**Problem to solve**
Return all of the data exactly as given.

======

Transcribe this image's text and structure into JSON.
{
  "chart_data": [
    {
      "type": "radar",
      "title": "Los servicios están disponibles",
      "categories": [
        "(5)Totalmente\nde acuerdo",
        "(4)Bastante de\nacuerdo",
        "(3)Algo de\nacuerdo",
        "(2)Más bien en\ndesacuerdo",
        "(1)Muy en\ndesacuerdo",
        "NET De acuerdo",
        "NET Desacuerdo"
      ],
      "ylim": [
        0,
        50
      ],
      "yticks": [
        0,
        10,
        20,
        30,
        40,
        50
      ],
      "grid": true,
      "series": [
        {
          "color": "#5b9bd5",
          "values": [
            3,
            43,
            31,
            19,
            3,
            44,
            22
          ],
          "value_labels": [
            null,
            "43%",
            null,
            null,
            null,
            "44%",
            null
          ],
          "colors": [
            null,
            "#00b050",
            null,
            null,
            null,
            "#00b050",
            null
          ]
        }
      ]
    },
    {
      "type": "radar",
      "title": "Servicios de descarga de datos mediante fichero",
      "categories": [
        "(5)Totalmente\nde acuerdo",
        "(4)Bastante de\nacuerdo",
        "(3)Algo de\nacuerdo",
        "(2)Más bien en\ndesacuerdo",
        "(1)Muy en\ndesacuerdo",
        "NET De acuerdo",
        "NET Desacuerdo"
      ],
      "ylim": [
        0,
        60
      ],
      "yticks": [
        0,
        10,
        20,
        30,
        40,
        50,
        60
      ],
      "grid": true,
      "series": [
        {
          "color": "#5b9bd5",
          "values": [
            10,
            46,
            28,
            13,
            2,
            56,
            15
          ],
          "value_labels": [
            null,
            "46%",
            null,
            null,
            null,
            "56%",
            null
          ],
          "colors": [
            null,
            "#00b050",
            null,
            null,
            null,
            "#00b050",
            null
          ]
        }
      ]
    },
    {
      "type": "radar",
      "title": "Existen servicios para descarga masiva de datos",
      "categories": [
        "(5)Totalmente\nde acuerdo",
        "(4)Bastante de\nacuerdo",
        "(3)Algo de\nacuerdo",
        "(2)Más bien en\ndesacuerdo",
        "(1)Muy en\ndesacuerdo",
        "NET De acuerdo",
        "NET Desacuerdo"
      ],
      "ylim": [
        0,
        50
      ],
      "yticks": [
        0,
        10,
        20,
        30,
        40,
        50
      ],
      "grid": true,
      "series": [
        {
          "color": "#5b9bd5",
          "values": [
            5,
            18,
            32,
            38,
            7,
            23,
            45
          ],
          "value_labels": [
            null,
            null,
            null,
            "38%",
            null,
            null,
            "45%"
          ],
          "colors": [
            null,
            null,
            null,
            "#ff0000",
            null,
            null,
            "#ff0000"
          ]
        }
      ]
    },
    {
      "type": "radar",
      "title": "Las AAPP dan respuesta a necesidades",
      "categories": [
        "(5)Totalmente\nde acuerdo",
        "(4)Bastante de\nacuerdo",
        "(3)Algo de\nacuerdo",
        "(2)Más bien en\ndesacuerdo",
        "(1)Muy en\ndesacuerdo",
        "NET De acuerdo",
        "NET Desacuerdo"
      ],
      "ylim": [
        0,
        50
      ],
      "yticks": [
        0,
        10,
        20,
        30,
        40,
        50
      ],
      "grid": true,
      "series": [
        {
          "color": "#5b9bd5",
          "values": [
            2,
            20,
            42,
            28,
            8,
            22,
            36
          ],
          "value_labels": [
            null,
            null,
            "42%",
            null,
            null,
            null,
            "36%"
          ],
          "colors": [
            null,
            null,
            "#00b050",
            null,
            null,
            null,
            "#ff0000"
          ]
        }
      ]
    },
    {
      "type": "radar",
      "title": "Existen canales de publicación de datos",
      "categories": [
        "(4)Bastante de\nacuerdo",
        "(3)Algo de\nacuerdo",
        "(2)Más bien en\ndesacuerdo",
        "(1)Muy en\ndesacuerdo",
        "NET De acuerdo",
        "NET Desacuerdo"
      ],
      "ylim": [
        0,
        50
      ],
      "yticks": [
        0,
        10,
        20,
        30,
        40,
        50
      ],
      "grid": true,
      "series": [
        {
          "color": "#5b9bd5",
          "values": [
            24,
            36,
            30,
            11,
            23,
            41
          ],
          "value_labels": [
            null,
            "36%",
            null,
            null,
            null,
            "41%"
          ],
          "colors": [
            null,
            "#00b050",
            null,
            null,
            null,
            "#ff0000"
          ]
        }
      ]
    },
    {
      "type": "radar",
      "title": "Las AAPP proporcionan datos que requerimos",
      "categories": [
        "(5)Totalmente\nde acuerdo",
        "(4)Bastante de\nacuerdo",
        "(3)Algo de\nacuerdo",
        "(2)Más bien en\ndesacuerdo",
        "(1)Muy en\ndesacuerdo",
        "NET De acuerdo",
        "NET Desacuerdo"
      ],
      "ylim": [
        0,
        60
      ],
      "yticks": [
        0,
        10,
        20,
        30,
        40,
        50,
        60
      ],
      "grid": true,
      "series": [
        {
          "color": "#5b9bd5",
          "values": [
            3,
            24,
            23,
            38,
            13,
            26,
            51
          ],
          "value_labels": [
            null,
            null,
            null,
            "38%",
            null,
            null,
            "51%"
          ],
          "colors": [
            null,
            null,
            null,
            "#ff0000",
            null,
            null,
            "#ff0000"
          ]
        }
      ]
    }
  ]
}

======

**Solution to the problem**
Transcribe this image's text and structure into JSON.
{
  "chart_data": [
    {
      "type": "radar",
      "title": "Los servicios están disponibles",
      "categories": [
        "(5)Totalmente\nde acuerdo",
        "(4)Bastante de\nacuerdo",
        "(3)Algo de\nacuerdo",
        "(2)Más bien en\ndesacuerdo",
        "(1)Muy en\ndesacuerdo",
        "NET De acuerdo",
        "NET Desacuerdo"
      ],
      "ylim": [
        0,
        50
      ],
      "yticks": [
        0,
        10,
        20,
        30,
        40,
        50
      ],
      "grid": true,
      "series": [
        {
          "color": "#5b9bd5",
          "values": [
            3,
            43,
            31,
            19,
            3,
            44,
            22
          ],
          "value_labels": [
            null,
            "43%",
            null,
            null,
            null,
            "44%",
            null
          ],
          "colors": [
            null,
            "#00b050",
            null,
            null,
            null,
            "#00b050",
            null
          ]
        }
      ]
    },
    {
      "type": "radar",
      "title": "Servicios de descarga de datos mediante fichero",
      "categories": [
        "(5)Totalmente\nde acuerdo",
        "(4)Bastante de\nacuerdo",
        "(3)Algo de\nacuerdo",
        "(2)Más bien en\ndesacuerdo",
        "(1)Muy en\ndesacuerdo",
        "NET De acuerdo",
        "NET Desacuerdo"
      ],
      "ylim": [
        0,
        60
      ],
      "yticks": [
        0,
        10,
        20,
        30,
        40,
        50,
        60
      ],
      "grid": true,
      "series": [
        {
          "color": "#5b9bd5",
          "values": [
            10,
            46,
            28,
            13,
            2,
            56,
            15
          ],
          "value_labels": [
            null,
            "46%",
            null,
            null,
            null,
            "56%",
            null
          ],
          "colors": [
            null,
            "#00b050",
            null,
            null,
            null,
            "#00b050",
            null
          ]
        }
      ]
    },
    {
      "type": "radar",
      "title": "Existen servicios para descarga masiva de datos",
      "categories": [
        "(5)Totalmente\nde acuerdo",
        "(4)Bastante de\nacuerdo",
        "(3)Algo de\nacuerdo",
        "(2)Más bien en\ndesacuerdo",
        "(1)Muy en\ndesacuerdo",
        "NET De acuerdo",
        "NET Desacuerdo"
      ],
      "ylim": [
        0,
        50
      ],
      "yticks": [
        0,
        10,
        20,
        30,
        40,
        50
      ],
      "grid": true,
      "series": [
        {
          "color": "#5b9bd5",
          "values": [
            5,
            18,
            32,
            38,
            7,
            23,
            45
          ],
          "value_labels": [
            null,
            null,
            null,
            "38%",
            null,
            null,
            "45%"
          ],
          "colors": [
            null,
            null,
            null,
            "#ff0000",
            null,
            null,
            "#ff0000"
          ]
        }
      ]
    },
    {
      "type": "radar",
      "title": "Las AAPP dan respuesta a necesidades",
      "categories": [
        "(5)Totalmente\nde acuerdo",
        "(4)Bastante de\nacuerdo",
        "(3)Algo de\nacuerdo",
        "(2)Más bien en\ndesacuerdo",
        "(1)Muy en\ndesacuerdo",
        "NET De acuerdo",
        "NET Desacuerdo"
      ],
      "ylim": [
        0,
        50
      ],
      "yticks": [
        0,
        10,
        20,
        30,
        40,
        50
      ],
      "grid": true,
      "series": [
        {
          "color": "#5b9bd5",
          "values": [
            2,
            20,
            42,
            28,
            8,
            22,
            36
          ],
          "value_labels": [
            null,
            null,
            "42%",
            null,
            null,
            null,
            "36%"
          ],
          "colors": [
            null,
            null,
            "#00b050",
            null,
            null,
            null,
            "#ff0000"
          ]
        }
      ]
    },
    {
      "type": "radar",
      "title": "Existen canales de publicación de datos",
      "categories": [
        "(4)Bastante de\nacuerdo",
        "(3)Algo de\nacuerdo",
        "(2)Más bien en\ndesacuerdo",
        "(1)Muy en\ndesacuerdo",
        "NET De acuerdo",
        "NET Desacuerdo"
      ],
      "ylim": [
        0,
        50
      ],
      "yticks": [
        0,
        10,
        20,
        30,
        40,
        50
      ],
      "grid": true,
      "series": [
        {
          "color": "#5b9bd5",
          "values": [
            24,
            36,
            30,
            11,
            23,
            41
          ],
          "value_labels": [
            null,
            "36%",
            null,
            null,
            null,
            "41%"
          ],
          "colors": [
            null,
            "#00b050",
            null,
            null,
            null,
            "#ff0000"
          ]
        }
      ]
    },
    {
      "type": "radar",
      "title": "Las AAPP proporcionan datos que requerimos",
      "categories": [
        "(5)Totalmente\nde acuerdo",
        "(4)Bastante de\nacuerdo",
        "(3)Algo de\nacuerdo",
        "(2)Más bien en\ndesacuerdo",
        "(1)Muy en\ndesacuerdo",
        "NET De acuerdo",
        "NET Desacuerdo"
      ],
      "ylim": [
        0,
        60
      ],
      "yticks": [
        0,
        10,
        20,
        30,
        40,
        50,
        60
      ],
      "grid": true,
      "series": [
        {
          "color": "#5b9bd5",
          "values": [
            3,
            24,
            23,
            38,
            13,
            26,
            51
          ],
          "value_labels": [
            null,
            null,
            null,
            "38%",
            null,
            null,
            "51%"
          ],
          "colors": [
            null,
            null,
            null,
            "#ff0000",
            null,
            null,
            "#ff0000"
          ]
        }
      ]
    }
  ]
}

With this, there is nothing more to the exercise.